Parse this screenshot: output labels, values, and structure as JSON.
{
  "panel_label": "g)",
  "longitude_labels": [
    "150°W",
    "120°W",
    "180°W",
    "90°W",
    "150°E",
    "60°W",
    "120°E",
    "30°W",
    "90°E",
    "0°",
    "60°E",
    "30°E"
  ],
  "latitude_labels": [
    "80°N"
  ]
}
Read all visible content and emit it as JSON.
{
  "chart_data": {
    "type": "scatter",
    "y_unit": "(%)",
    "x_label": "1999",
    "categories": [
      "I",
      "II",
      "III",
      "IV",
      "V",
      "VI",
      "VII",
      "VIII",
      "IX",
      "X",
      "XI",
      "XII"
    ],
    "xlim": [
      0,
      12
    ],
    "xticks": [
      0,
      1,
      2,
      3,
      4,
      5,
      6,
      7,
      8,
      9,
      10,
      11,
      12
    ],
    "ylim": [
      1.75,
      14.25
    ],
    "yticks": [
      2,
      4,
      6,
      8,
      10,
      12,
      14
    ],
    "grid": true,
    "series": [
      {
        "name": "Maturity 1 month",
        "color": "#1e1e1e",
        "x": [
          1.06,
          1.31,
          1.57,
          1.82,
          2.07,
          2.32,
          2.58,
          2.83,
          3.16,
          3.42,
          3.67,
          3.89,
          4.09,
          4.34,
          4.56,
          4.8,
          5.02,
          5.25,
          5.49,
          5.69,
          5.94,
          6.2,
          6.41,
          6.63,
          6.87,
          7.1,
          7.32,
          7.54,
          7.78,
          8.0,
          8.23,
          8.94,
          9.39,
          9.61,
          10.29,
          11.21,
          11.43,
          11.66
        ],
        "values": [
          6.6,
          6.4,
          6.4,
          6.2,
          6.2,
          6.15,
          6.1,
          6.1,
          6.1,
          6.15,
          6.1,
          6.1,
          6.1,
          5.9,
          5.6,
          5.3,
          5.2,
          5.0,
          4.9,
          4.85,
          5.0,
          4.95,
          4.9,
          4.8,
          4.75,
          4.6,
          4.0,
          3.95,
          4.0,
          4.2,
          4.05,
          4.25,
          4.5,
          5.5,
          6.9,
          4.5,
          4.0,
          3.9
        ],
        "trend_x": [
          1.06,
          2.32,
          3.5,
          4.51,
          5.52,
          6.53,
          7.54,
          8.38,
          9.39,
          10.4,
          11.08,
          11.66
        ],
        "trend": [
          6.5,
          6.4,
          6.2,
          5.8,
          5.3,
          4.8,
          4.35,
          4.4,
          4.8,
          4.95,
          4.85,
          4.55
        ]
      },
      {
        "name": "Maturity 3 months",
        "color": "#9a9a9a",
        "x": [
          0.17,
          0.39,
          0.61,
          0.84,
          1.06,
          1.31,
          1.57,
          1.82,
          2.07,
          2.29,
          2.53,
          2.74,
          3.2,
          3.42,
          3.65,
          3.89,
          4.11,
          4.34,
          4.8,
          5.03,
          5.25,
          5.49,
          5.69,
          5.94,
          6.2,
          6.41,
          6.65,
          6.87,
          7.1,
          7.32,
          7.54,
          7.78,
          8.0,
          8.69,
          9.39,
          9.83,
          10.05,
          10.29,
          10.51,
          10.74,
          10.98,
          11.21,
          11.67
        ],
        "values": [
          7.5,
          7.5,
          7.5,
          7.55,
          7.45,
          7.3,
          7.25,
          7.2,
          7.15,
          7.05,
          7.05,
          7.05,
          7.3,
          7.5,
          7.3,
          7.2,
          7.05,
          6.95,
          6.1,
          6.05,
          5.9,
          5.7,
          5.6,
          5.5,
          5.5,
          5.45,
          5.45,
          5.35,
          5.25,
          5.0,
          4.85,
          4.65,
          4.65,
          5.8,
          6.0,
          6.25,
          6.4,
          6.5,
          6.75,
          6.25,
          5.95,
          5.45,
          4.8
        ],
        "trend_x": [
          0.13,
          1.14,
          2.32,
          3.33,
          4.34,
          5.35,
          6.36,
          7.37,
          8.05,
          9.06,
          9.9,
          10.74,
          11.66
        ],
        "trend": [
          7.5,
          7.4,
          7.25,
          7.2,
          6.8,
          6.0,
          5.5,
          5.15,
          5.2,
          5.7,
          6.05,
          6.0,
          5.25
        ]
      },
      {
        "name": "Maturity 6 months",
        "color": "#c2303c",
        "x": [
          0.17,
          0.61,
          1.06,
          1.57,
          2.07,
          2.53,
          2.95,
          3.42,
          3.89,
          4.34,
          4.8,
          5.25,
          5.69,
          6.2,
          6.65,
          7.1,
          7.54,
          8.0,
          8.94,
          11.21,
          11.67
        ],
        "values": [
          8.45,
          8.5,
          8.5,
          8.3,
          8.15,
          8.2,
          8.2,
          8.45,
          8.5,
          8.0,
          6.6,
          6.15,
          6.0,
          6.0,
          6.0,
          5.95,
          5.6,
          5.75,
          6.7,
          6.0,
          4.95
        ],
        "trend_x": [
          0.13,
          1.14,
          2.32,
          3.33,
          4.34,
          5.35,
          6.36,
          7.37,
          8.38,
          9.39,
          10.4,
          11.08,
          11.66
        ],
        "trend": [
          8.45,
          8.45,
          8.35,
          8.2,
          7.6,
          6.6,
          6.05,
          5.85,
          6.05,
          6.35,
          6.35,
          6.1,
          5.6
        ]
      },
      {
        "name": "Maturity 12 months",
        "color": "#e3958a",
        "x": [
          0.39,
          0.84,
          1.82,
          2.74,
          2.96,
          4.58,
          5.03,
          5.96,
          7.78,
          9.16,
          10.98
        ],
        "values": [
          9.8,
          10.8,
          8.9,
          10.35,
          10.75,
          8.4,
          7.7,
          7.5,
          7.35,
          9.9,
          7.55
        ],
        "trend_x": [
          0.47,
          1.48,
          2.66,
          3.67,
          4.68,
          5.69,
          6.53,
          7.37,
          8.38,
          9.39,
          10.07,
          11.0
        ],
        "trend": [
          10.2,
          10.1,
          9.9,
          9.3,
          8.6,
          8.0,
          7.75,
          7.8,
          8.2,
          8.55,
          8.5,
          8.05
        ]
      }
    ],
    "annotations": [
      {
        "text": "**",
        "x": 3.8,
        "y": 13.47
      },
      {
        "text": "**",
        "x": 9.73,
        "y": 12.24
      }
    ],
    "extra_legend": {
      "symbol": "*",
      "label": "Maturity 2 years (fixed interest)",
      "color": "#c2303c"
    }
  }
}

━━━

DIRECTIVE
Extract every line that has the string "JSON" in it.

WRITTEN RESPONSE
Parse this screenshot: output labels, values, and structure as JSON.
Read all visible content and emit it as JSON.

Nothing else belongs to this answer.